Source excerpt:

Wondering how to discipline a 4 year old who hits, doesn’t listen, or is defiant? Get parenting tips to solve challenging behavior problems.
“Please tell me this all goes away when kids turn four,” I had told a few friends. When we’re in the middle of the Terrible Twos or the “Threenager” stage, we assume that defiant behavior disappears once those stages are done.
Unfortunately, it doesn’t exactly work that way.
Sure, behavior takes a huge upswing as kids get older, especially as they learn to communicate and function more independently. But they learn how to behave throughout all of childhood—not just within the first three years.
So, if you find yourself wondering how to discipline a 4 year old, you’re not alone.
Perhaps your child doesn’t respond to timeouts like he used to—in fact, he doesn’t seem to care about being punished. Taking away a favorite item isn’t working any longer, either. Instead, he takes his siblings’ toys, pushes other kids, and has been increasingly aggressive.
Or maybe your child—the one you swore hardly threw a tantrum—is now having a meltdown every day. Everything has to go his way—otherwise, he collapses on the floor in a fit or talks back. He’s even taken to throwing things and doesn’t listen after you ask him to do something. His behavior is getting worse.
How to discipline a 4 year old
By four years old, kids can communicate and understand much better than just a year or two ago. Still, what do you do when even talking about his behavior riles him up? How can you teach and enforce better behavior to nip this in the bud once and for all?

Extracted entries:

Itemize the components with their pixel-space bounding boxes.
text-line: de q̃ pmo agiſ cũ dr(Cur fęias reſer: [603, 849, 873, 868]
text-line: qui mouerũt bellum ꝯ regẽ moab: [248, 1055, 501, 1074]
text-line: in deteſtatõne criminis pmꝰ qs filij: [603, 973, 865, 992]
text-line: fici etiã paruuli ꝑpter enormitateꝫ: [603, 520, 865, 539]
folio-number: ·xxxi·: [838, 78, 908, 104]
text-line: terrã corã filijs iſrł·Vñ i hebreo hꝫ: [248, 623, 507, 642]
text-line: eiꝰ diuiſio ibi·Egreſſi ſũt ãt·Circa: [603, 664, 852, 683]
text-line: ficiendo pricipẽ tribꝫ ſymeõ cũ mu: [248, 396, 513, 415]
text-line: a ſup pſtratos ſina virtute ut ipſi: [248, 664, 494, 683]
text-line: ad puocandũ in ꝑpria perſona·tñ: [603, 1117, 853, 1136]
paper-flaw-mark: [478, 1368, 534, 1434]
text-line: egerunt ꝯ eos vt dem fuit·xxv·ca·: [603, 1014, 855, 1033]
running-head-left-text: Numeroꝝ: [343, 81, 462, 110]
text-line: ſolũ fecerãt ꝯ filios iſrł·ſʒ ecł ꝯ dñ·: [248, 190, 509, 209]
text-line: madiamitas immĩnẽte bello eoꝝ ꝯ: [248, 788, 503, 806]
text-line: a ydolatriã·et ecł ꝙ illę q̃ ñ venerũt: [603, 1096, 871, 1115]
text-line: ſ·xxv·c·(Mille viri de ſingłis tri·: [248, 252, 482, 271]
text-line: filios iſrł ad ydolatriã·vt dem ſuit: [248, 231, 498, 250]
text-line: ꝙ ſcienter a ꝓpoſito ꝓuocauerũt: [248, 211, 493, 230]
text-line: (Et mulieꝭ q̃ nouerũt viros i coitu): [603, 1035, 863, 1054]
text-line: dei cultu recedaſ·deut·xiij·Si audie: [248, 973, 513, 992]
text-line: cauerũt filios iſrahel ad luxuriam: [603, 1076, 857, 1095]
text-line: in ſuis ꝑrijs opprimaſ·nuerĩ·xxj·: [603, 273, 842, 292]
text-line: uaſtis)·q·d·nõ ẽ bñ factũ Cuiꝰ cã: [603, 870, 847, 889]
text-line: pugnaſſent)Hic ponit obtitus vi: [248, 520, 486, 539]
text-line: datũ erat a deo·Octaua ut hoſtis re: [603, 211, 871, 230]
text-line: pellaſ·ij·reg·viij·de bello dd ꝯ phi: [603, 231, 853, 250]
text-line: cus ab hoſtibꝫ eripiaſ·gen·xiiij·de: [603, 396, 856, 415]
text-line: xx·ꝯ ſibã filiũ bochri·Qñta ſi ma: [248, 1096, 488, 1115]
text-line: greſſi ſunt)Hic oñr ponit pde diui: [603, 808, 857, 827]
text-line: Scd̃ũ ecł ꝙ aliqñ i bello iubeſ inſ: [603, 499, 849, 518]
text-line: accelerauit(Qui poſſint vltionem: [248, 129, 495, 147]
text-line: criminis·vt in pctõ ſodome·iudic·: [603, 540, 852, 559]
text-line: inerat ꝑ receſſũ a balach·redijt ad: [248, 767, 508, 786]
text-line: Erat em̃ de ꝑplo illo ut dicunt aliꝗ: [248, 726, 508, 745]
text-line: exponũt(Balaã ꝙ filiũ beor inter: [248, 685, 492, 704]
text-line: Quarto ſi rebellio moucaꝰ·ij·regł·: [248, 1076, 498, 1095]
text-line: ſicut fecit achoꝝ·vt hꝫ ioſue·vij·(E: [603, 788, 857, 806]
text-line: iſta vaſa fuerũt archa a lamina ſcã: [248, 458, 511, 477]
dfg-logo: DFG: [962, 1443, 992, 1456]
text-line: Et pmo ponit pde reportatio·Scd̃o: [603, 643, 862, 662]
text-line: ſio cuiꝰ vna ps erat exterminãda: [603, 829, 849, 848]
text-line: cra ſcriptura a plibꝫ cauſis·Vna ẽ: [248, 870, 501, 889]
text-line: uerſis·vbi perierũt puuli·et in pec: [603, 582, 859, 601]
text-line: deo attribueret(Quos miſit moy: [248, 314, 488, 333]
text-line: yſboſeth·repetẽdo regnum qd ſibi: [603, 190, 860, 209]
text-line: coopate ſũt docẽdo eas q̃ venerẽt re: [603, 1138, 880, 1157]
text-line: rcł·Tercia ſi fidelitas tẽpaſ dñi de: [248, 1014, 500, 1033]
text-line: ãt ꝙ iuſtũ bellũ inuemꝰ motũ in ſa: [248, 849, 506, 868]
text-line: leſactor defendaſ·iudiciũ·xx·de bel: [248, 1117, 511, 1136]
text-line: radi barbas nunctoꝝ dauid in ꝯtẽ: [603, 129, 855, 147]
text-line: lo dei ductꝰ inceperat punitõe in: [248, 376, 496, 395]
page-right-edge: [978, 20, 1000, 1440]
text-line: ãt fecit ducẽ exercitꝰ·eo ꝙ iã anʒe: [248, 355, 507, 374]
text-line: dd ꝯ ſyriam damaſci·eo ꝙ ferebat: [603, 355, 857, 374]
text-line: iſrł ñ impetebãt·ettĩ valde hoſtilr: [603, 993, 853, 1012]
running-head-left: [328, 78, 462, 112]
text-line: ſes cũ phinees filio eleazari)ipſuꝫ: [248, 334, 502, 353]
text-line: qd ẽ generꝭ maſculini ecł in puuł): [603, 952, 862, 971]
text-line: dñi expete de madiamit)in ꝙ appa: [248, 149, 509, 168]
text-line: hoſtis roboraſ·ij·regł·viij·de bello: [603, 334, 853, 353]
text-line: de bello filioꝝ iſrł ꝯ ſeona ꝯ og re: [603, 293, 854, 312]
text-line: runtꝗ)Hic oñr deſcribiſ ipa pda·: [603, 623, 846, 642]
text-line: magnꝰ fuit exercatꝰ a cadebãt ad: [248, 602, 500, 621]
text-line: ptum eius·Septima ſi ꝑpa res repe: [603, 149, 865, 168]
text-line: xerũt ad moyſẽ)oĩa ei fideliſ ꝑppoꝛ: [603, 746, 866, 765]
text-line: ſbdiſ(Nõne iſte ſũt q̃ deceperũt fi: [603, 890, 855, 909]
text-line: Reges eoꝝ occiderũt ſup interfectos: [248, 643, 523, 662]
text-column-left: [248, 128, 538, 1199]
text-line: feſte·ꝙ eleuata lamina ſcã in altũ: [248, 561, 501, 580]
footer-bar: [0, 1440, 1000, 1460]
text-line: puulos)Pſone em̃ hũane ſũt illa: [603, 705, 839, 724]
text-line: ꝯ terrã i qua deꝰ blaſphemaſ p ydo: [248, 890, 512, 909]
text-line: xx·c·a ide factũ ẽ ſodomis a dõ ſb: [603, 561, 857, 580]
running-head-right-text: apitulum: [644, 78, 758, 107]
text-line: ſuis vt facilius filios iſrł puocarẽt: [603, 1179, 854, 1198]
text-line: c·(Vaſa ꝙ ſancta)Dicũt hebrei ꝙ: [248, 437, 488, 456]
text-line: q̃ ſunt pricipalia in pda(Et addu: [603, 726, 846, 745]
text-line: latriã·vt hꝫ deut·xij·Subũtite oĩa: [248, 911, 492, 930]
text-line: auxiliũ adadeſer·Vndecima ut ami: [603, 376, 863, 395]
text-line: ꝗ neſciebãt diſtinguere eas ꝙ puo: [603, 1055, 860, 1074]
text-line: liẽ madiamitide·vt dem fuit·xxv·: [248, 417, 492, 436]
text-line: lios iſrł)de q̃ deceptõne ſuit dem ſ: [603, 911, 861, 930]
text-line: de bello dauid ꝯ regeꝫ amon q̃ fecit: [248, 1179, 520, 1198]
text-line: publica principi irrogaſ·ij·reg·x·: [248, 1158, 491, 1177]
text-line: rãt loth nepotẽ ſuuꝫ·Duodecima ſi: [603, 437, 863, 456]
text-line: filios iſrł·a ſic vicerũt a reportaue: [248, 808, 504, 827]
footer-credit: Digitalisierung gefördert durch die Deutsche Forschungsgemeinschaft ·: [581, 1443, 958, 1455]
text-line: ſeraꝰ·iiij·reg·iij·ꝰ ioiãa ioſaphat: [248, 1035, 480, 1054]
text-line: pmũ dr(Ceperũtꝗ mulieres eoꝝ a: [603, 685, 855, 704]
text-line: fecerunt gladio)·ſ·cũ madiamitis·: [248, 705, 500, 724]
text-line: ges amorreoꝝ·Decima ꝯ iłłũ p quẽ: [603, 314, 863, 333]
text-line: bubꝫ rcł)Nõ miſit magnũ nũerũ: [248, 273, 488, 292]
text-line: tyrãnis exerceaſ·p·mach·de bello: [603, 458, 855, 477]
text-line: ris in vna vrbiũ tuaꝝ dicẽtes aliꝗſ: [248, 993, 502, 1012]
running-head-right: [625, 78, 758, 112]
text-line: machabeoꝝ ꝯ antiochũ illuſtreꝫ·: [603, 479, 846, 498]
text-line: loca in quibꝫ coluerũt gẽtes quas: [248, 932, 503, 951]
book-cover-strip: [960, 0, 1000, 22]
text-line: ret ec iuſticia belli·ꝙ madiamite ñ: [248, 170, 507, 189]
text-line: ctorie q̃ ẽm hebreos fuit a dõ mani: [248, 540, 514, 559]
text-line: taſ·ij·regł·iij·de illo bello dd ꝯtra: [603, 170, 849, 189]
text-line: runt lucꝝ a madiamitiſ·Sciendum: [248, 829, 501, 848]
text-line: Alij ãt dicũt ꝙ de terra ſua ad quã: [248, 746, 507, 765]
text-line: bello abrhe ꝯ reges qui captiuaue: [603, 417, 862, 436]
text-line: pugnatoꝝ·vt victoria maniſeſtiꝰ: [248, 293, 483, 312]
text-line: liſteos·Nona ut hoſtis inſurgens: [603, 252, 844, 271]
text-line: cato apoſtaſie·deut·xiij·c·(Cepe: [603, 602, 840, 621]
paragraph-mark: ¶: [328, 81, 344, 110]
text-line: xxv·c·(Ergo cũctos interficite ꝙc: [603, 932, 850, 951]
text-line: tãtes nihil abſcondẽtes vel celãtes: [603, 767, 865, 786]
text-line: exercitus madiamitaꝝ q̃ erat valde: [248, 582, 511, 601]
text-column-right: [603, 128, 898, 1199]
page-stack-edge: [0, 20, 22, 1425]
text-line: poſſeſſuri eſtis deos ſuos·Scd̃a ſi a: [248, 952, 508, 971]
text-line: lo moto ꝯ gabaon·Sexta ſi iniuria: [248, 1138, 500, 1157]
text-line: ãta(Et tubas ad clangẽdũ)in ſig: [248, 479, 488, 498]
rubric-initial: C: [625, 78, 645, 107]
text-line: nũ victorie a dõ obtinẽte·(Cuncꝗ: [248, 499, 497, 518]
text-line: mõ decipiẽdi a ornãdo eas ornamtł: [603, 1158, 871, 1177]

Your objective: In the article on disciplining a four-year-old, what can kids do much better by age four than a year or two earlier?

Complete output: They can communicate and understand much better.